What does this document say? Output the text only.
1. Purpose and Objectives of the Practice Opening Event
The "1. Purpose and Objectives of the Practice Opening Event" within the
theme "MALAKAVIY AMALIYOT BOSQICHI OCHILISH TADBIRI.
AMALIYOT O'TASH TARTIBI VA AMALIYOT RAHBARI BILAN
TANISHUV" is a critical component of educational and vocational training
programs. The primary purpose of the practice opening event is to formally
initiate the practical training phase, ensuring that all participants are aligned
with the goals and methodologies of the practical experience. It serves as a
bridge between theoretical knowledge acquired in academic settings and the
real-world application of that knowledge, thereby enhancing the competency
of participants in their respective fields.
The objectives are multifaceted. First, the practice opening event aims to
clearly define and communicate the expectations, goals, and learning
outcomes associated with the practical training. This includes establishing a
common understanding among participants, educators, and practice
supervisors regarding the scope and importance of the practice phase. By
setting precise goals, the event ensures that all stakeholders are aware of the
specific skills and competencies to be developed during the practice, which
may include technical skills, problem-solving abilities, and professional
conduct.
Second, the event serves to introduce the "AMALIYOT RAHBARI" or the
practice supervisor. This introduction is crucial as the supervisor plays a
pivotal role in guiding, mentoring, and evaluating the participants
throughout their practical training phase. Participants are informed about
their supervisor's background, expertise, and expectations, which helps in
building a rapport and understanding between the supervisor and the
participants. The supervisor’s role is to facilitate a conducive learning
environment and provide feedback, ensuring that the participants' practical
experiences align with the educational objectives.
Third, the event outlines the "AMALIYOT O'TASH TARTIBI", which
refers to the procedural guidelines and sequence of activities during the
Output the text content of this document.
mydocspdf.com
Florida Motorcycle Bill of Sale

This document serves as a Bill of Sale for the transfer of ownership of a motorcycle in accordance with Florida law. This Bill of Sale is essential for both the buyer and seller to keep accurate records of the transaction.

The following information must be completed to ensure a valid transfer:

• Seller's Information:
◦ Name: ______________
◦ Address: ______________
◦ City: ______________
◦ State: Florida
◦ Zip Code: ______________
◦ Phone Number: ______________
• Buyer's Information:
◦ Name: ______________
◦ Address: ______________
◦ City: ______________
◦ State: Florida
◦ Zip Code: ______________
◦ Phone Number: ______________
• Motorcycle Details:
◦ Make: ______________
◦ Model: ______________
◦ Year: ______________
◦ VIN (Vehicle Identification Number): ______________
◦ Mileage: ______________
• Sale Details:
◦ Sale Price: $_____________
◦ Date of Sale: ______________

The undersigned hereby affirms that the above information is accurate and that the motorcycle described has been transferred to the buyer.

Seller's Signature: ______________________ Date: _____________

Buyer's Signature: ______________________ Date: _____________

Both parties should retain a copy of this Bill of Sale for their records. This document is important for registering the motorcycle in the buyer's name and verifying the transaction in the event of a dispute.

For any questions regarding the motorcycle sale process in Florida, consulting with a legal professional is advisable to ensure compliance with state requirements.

------

Instruction: Print every line of the records exactly. Omit nothing.

Response below:
What does this document say? Output the text only.
1. Purpose and Objectives of the Practice Opening Event
The "1. Purpose and Objectives of the Practice Opening Event" within the
theme "MALAKAVIY AMALIYOT BOSQICHI OCHILISH TADBIRI.
AMALIYOT O'TASH TARTIBI VA AMALIYOT RAHBARI BILAN
TANISHUV" is a critical component of educational and vocational training
programs. The primary purpose of the practice opening event is to formally
initiate the practical training phase, ensuring that all participants are aligned
with the goals and methodologies of the practical experience. It serves as a
bridge between theoretical knowledge acquired in academic settings and the
real-world application of that knowledge, thereby enhancing the competency
of participants in their respective fields.
The objectives are multifaceted. First, the practice opening event aims to
clearly define and communicate the expectations, goals, and learning
outcomes associated with the practical training. This includes establishing a
common understanding among participants, educators, and practice
supervisors regarding the scope and importance of the practice phase. By
setting precise goals, the event ensures that all stakeholders are aware of the
specific skills and competencies to be developed during the practice, which
may include technical skills, problem-solving abilities, and professional
conduct.
Second, the event serves to introduce the "AMALIYOT RAHBARI" or the
practice supervisor. This introduction is crucial as the supervisor plays a
pivotal role in guiding, mentoring, and evaluating the participants
throughout their practical training phase. Participants are informed about
their supervisor's background, expertise, and expectations, which helps in
building a rapport and understanding between the supervisor and the
participants. The supervisor’s role is to facilitate a conducive learning
environment and provide feedback, ensuring that the participants' practical
experiences align with the educational objectives.
Third, the event outlines the "AMALIYOT O'TASH TARTIBI", which
refers to the procedural guidelines and sequence of activities during the
Output the text content of this document.
mydocspdf.com
Florida Motorcycle Bill of Sale

This document serves as a Bill of Sale for the transfer of ownership of a motorcycle in accordance with Florida law. This Bill of Sale is essential for both the buyer and seller to keep accurate records of the transaction.

The following information must be completed to ensure a valid transfer:

• Seller's Information:
◦ Name: ______________
◦ Address: ______________
◦ City: ______________
◦ State: Florida
◦ Zip Code: ______________
◦ Phone Number: ______________
• Buyer's Information:
◦ Name: ______________
◦ Address: ______________
◦ City: ______________
◦ State: Florida
◦ Zip Code: ______________
◦ Phone Number: ______________
• Motorcycle Details:
◦ Make: ______________
◦ Model: ______________
◦ Year: ______________
◦ VIN (Vehicle Identification Number): ______________
◦ Mileage: ______________
• Sale Details:
◦ Sale Price: $_____________
◦ Date of Sale: ______________

The undersigned hereby affirms that the above information is accurate and that the motorcycle described has been transferred to the buyer.

Seller's Signature: ______________________ Date: _____________

Buyer's Signature: ______________________ Date: _____________

Both parties should retain a copy of this Bill of Sale for their records. This document is important for registering the motorcycle in the buyer's name and verifying the transaction in the event of a dispute.

For any questions regarding the motorcycle sale process in Florida, consulting with a legal professional is advisable to ensure compliance with state requirements.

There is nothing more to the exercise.